=== YOUR TASK ===
Here are some records; copy every line that holds the word "successful".

----------------

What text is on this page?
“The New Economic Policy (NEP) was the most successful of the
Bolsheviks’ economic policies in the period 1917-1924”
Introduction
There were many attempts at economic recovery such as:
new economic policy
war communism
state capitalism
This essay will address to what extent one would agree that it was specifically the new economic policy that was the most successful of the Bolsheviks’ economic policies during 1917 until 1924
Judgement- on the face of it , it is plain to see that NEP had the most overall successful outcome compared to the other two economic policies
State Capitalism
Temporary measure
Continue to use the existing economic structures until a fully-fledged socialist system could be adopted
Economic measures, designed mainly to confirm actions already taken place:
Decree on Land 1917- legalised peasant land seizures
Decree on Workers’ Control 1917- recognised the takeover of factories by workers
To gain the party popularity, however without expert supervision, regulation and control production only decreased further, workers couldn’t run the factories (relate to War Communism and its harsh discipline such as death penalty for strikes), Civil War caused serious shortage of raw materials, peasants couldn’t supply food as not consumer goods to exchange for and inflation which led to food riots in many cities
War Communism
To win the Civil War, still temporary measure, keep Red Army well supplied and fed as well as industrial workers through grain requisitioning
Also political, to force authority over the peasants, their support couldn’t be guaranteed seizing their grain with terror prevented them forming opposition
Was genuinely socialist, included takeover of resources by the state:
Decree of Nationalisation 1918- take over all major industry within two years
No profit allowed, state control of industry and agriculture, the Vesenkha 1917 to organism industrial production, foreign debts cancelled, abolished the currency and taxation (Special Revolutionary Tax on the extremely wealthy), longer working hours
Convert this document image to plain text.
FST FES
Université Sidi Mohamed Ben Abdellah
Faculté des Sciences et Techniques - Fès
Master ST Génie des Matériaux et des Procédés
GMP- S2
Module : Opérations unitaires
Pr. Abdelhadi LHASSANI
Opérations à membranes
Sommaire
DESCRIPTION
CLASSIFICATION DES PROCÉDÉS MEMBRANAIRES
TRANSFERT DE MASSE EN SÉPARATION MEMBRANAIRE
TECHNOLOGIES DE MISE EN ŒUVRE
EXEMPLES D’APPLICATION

----------------

=== SOLUTION TO THIS TASK ===
“The New Economic Policy (NEP) was the most successful of the
This essay will address to what extent one would agree that it was specifically the new economic policy that was the most successful of the Bolsheviks’ economic policies during 1917 until 1924
Judgement- on the face of it , it is plain to see that NEP had the most overall successful outcome compared to the other two economic policies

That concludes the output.